▸ **Data for the task**
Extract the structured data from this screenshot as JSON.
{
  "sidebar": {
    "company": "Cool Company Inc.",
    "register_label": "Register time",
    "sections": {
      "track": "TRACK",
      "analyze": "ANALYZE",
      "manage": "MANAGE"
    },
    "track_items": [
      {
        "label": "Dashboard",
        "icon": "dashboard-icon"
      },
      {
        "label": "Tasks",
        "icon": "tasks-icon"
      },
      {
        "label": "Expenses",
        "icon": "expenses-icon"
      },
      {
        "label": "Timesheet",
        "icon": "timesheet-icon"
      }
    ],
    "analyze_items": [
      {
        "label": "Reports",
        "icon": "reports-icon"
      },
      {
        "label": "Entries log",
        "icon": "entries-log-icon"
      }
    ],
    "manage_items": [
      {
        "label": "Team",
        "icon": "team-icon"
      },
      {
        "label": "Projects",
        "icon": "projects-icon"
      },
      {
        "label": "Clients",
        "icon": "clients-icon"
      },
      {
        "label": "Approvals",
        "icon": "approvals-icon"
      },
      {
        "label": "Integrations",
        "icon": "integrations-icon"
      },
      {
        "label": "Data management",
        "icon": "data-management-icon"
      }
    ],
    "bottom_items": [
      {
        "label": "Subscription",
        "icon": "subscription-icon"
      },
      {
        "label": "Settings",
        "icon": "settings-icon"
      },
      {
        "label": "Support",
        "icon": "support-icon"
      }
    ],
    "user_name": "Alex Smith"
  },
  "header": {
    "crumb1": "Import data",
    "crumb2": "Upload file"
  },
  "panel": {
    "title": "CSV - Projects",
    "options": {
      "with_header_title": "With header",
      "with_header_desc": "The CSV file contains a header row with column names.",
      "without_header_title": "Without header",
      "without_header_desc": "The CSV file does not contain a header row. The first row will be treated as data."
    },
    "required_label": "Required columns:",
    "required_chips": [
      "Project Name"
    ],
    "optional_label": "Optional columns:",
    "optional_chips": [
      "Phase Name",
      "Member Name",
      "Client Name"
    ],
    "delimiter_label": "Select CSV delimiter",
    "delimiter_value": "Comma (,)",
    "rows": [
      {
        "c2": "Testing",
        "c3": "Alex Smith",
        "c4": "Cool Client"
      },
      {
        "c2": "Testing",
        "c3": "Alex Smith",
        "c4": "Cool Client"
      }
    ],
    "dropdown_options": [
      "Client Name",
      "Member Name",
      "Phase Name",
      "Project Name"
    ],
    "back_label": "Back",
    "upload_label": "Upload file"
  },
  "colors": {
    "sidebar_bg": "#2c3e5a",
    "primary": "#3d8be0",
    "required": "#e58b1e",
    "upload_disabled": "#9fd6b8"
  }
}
* * *
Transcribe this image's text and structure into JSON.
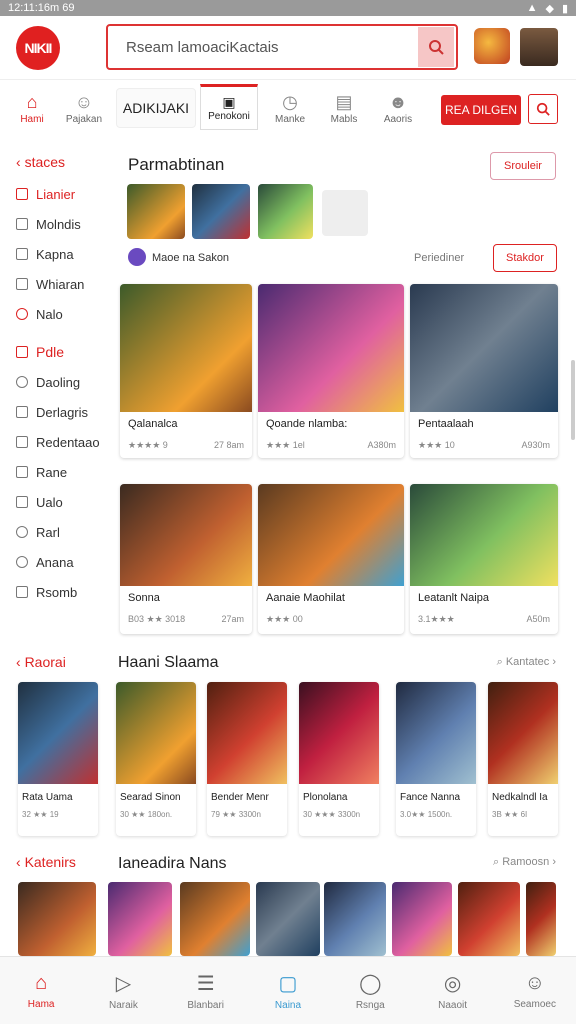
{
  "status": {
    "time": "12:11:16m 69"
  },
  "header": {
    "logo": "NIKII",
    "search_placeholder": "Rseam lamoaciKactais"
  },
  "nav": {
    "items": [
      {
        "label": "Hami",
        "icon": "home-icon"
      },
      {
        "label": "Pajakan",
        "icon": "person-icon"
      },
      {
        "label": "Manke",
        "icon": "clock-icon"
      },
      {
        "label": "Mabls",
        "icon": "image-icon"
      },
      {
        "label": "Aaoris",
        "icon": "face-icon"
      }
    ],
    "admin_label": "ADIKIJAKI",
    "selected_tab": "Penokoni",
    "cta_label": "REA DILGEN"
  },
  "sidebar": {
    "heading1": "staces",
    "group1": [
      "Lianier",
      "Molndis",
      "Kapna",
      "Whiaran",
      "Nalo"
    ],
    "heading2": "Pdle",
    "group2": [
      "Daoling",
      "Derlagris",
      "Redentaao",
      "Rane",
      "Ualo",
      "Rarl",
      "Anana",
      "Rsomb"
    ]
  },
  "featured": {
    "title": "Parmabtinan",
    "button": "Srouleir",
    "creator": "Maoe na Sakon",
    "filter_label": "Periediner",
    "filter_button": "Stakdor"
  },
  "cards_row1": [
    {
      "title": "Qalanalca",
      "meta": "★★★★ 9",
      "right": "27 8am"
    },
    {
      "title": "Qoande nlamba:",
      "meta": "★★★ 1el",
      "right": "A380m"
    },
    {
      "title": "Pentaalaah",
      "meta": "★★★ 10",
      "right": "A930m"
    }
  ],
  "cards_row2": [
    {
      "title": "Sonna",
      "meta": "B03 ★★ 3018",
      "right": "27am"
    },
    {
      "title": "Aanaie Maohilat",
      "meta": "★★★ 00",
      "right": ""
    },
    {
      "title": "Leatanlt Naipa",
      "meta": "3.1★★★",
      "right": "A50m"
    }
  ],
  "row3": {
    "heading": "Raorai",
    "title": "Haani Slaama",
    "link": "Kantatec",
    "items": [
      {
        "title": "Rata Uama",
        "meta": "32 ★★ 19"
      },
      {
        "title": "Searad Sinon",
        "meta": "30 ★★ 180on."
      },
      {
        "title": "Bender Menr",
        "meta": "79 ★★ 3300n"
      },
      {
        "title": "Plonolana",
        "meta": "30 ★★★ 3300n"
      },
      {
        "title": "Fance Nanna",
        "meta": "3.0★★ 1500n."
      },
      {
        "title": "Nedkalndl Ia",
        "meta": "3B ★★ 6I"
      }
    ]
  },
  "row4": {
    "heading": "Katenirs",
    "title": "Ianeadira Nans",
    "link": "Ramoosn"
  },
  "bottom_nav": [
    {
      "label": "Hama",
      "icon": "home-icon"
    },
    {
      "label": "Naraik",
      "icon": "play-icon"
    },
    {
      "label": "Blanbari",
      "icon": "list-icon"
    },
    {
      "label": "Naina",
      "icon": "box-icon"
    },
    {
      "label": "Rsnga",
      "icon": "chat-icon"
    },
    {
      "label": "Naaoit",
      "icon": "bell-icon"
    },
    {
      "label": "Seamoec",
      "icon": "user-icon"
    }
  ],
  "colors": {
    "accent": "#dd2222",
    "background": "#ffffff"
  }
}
==
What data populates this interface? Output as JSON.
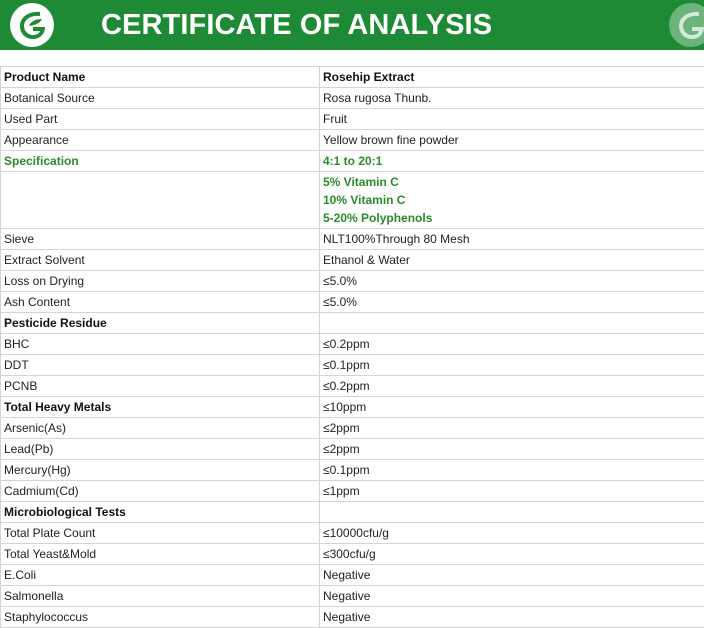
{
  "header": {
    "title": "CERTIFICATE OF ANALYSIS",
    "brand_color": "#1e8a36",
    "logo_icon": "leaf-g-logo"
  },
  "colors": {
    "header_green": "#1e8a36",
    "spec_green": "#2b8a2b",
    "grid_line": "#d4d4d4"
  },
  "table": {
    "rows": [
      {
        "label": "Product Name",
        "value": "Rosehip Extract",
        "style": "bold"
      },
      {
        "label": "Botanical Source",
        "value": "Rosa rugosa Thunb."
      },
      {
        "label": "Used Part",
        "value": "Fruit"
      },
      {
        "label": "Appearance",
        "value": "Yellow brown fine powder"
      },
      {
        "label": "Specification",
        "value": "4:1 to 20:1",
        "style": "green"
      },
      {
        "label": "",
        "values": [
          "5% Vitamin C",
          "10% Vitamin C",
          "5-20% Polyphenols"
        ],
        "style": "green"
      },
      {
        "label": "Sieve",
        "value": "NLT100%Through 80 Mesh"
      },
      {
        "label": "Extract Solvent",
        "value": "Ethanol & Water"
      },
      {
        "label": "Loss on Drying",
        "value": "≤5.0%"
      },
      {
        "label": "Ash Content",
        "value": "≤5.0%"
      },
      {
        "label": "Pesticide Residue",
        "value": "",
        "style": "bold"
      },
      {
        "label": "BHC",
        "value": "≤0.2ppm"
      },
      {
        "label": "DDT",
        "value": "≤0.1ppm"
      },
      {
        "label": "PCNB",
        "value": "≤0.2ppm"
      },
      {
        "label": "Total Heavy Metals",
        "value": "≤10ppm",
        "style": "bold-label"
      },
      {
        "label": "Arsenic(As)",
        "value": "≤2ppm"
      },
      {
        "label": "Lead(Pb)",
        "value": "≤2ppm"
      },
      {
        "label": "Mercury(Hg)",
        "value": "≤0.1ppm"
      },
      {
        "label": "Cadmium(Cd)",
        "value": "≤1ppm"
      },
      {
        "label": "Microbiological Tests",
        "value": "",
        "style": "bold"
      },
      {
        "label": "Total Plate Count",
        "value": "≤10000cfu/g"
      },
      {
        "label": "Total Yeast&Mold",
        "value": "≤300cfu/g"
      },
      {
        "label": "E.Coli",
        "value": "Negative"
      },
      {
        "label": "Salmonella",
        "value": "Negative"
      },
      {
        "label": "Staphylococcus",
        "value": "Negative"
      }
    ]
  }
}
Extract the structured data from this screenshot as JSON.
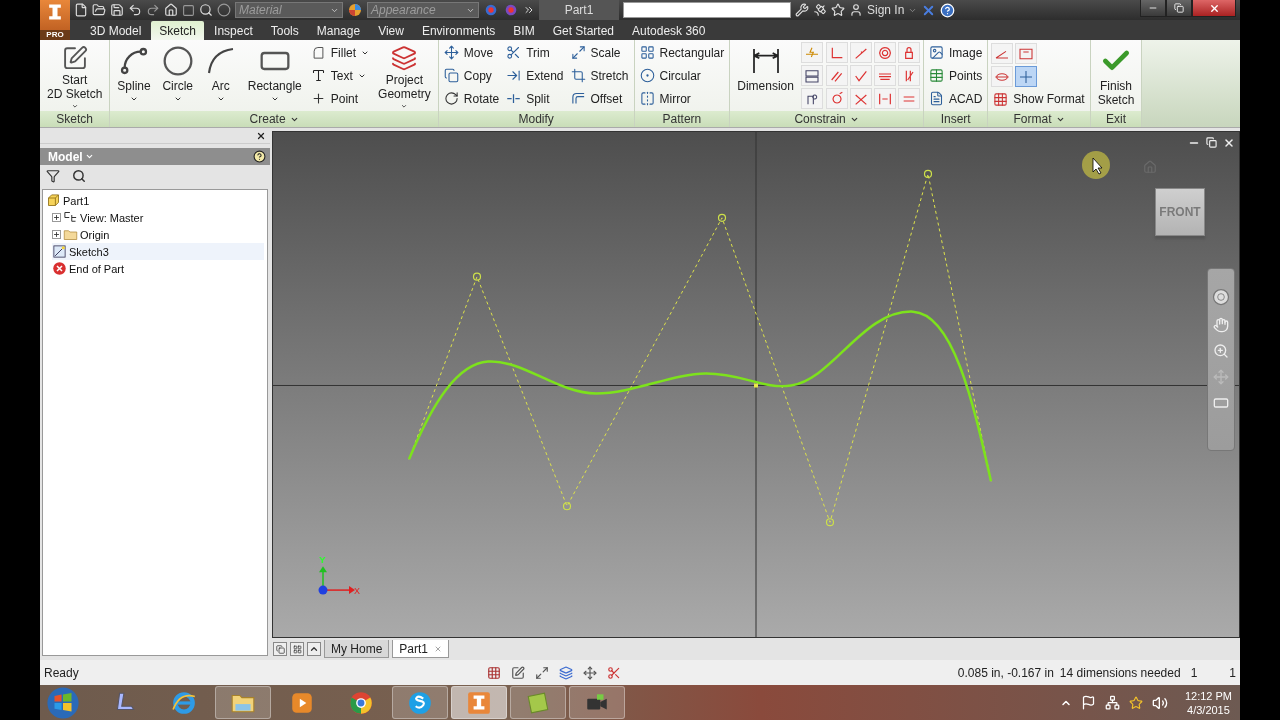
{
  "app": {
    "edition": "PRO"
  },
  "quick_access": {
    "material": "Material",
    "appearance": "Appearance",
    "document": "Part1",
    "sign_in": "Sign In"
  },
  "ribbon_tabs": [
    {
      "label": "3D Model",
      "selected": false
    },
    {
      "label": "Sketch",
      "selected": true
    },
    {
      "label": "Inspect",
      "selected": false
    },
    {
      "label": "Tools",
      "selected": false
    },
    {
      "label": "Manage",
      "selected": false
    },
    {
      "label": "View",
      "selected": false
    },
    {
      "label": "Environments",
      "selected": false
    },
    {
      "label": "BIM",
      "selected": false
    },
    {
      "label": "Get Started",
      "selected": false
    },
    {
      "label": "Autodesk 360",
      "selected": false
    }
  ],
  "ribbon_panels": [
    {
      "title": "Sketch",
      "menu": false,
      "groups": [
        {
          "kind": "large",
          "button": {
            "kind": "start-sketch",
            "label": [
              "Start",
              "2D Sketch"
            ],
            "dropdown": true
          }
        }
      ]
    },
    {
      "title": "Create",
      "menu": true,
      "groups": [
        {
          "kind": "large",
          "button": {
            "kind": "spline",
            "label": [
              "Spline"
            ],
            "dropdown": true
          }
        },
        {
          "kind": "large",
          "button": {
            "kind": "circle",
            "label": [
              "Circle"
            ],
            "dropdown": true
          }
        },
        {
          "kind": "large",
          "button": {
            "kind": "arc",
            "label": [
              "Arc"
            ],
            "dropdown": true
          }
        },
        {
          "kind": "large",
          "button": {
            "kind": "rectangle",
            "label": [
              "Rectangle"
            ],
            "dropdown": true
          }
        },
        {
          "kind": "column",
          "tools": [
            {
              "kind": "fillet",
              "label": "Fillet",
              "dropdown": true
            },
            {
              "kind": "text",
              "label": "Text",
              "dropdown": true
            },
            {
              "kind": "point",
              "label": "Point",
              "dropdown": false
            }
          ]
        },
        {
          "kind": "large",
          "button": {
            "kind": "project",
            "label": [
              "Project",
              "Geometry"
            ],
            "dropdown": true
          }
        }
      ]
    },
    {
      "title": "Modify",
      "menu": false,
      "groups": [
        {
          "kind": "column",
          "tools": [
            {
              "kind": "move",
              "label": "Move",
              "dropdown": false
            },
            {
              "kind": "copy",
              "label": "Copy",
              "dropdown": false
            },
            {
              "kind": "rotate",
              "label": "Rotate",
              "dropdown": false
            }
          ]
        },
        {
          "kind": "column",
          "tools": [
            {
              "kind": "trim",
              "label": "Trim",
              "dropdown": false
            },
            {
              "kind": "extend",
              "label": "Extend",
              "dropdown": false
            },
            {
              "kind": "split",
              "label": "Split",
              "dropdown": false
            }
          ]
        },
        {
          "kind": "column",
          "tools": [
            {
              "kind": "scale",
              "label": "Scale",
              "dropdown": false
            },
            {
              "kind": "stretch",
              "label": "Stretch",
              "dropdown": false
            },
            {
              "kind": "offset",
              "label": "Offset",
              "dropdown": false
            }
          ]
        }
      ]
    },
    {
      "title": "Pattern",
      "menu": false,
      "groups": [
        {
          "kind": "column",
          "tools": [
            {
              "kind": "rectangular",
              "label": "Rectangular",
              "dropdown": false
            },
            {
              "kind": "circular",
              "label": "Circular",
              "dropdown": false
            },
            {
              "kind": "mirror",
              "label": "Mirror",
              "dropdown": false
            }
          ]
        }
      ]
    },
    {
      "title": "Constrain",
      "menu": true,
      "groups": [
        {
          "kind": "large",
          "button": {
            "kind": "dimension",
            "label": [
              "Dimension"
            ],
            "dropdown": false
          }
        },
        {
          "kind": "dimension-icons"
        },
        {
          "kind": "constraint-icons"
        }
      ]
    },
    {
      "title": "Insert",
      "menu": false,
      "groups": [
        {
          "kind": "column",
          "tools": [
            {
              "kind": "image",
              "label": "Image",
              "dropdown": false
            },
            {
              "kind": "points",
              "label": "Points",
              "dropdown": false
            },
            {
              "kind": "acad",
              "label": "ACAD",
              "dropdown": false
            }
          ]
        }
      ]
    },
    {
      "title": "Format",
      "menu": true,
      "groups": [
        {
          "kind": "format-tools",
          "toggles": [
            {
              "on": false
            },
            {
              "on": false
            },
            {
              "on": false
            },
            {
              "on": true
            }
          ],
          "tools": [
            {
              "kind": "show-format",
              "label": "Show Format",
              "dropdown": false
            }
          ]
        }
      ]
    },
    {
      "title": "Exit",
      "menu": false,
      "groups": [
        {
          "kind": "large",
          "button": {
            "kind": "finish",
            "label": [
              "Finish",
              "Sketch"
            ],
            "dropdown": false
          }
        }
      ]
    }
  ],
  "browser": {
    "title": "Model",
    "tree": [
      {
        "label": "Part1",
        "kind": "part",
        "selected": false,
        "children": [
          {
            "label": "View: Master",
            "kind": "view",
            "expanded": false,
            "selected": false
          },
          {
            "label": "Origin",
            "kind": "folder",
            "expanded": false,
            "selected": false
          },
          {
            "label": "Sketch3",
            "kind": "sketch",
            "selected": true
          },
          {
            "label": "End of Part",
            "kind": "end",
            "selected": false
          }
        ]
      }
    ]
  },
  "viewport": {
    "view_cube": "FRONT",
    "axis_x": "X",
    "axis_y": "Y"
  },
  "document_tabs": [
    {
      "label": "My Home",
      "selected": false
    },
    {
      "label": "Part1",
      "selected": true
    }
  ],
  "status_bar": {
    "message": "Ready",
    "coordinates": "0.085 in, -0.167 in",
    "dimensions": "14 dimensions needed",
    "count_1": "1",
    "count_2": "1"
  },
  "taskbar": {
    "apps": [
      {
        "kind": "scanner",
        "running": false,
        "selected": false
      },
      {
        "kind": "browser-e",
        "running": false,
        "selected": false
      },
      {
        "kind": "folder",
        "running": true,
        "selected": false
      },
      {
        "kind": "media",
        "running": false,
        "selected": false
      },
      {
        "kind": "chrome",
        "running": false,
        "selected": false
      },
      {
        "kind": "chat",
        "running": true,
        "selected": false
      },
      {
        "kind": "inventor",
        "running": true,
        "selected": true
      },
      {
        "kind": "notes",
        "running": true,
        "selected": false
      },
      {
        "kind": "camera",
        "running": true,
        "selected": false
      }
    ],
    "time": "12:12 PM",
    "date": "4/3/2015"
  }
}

▸ **Exercise task**
Pull out all lines containing "Appearance".

▸ **Response to this exercise**
        "label": "Appearance",
    "appearance": "Appearance",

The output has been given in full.